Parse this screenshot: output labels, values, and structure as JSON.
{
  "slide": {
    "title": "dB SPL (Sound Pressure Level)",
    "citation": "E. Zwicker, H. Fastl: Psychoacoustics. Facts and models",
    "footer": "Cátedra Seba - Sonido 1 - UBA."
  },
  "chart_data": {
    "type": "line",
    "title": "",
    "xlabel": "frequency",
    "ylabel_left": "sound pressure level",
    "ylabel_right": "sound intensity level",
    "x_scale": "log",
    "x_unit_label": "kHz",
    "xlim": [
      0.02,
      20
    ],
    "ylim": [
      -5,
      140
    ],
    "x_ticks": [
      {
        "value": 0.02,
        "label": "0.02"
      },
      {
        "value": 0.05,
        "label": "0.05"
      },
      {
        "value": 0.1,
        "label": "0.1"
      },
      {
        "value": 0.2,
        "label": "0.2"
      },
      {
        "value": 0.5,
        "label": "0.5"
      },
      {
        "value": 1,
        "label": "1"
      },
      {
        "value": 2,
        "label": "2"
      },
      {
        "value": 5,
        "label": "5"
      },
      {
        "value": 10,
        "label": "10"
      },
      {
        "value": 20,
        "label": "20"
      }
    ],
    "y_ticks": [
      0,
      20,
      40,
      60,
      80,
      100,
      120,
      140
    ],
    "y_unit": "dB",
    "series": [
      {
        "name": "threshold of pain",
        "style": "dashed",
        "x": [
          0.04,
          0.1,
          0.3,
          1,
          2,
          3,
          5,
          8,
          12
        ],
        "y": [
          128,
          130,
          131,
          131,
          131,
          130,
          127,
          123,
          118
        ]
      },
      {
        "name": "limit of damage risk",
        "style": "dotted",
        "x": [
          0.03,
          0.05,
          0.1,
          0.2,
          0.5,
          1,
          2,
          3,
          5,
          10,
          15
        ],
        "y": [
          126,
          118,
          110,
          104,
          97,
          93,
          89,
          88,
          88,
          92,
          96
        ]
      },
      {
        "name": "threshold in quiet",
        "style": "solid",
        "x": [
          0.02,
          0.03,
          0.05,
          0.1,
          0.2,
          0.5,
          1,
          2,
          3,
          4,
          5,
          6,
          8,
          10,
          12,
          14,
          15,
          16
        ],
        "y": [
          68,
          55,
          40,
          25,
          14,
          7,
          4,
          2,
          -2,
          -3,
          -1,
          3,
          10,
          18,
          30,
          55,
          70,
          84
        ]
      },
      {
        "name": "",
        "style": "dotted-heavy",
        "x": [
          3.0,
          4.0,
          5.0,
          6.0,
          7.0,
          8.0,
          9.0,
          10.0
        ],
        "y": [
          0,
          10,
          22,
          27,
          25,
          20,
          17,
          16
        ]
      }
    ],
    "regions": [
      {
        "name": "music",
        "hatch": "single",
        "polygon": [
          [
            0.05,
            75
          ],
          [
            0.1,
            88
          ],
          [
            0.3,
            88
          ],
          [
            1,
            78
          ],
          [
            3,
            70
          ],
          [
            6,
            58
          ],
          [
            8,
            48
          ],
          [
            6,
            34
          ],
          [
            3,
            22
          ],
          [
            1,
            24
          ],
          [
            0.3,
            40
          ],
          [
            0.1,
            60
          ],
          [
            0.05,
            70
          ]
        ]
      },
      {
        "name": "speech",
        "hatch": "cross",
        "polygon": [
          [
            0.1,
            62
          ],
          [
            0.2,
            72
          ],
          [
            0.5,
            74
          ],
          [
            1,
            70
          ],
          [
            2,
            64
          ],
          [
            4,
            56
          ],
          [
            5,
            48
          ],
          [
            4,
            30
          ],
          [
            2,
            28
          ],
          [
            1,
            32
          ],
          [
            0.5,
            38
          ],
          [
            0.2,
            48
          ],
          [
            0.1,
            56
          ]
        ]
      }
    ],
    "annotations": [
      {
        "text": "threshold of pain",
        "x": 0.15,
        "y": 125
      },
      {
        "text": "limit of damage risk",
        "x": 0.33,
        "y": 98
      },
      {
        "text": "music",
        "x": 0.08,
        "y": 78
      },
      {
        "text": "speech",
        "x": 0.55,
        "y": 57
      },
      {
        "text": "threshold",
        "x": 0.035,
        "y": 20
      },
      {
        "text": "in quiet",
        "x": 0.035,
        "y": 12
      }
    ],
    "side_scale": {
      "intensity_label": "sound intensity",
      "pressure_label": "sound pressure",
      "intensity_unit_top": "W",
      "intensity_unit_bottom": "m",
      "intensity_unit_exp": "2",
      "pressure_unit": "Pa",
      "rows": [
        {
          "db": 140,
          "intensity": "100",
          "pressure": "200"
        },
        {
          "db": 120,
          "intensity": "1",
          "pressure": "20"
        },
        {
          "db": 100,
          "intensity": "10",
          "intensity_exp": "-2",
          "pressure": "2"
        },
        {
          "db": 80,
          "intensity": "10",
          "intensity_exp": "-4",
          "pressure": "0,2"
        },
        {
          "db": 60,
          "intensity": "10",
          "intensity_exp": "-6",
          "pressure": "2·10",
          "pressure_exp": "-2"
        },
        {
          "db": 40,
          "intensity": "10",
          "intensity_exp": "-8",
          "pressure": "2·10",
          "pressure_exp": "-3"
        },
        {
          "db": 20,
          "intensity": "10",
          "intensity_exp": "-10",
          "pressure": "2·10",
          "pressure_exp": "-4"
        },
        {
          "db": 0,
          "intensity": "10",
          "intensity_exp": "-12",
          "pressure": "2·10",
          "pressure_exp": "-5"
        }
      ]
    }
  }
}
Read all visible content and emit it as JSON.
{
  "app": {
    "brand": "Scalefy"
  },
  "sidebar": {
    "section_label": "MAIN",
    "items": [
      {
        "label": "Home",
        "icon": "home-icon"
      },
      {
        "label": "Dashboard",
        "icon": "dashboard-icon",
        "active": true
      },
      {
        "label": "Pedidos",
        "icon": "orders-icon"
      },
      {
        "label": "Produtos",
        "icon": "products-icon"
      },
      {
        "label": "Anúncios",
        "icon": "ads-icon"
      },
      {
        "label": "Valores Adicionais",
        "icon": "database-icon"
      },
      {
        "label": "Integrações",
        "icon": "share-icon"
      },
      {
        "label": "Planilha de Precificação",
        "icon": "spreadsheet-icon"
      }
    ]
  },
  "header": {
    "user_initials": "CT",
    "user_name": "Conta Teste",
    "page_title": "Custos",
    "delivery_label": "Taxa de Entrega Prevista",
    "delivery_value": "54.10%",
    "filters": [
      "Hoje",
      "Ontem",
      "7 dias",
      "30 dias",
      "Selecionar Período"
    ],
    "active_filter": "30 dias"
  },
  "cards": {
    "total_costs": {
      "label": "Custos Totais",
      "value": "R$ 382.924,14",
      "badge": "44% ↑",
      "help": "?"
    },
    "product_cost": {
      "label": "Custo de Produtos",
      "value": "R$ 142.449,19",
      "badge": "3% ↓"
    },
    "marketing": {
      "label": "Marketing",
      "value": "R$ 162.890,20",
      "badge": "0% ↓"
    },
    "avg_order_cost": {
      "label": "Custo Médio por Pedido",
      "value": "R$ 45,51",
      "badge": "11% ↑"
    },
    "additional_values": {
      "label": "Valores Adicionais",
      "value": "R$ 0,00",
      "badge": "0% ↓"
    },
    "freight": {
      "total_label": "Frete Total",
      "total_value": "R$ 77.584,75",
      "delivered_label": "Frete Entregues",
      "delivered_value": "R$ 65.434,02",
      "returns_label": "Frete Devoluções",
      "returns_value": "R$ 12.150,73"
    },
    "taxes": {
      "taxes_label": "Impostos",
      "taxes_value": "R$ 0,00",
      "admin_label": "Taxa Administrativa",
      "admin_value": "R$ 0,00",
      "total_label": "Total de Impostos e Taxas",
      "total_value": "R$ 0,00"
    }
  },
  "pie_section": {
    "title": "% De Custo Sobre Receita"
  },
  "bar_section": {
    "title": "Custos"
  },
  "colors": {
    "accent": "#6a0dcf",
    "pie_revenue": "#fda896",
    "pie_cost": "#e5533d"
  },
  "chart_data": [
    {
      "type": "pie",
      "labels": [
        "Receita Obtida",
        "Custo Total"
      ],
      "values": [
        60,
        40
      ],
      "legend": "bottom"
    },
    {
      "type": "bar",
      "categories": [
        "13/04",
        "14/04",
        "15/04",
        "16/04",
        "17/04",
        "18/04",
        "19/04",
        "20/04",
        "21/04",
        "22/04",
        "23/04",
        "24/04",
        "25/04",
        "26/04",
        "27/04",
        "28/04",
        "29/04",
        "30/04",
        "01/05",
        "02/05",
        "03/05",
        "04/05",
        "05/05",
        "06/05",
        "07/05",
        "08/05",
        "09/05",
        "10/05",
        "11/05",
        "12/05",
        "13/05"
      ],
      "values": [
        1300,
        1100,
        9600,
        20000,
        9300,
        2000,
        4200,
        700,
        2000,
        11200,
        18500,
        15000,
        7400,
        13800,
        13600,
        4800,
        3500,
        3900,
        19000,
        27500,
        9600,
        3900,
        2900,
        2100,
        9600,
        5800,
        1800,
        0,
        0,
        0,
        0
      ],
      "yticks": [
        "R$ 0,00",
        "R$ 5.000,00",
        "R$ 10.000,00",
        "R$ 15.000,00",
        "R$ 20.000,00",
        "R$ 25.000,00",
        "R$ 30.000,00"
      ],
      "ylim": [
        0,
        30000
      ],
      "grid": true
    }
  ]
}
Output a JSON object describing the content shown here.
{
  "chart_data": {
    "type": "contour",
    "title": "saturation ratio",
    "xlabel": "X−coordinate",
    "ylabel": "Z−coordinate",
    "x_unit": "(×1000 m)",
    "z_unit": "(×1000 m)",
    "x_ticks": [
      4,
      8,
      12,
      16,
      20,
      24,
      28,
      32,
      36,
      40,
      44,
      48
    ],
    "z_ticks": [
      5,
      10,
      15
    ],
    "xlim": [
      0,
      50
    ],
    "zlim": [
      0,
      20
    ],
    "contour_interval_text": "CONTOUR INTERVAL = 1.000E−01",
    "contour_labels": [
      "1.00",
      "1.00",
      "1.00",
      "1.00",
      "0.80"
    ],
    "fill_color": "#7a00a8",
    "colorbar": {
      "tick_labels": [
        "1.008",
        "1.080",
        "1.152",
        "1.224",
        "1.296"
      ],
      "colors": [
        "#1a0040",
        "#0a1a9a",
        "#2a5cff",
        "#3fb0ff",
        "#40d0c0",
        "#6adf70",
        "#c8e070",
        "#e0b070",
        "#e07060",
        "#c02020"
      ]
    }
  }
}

#####

> PROMPT
Only the number is wanted: how many lines of the data contain the word "type"?

> CORRECT RESULT
4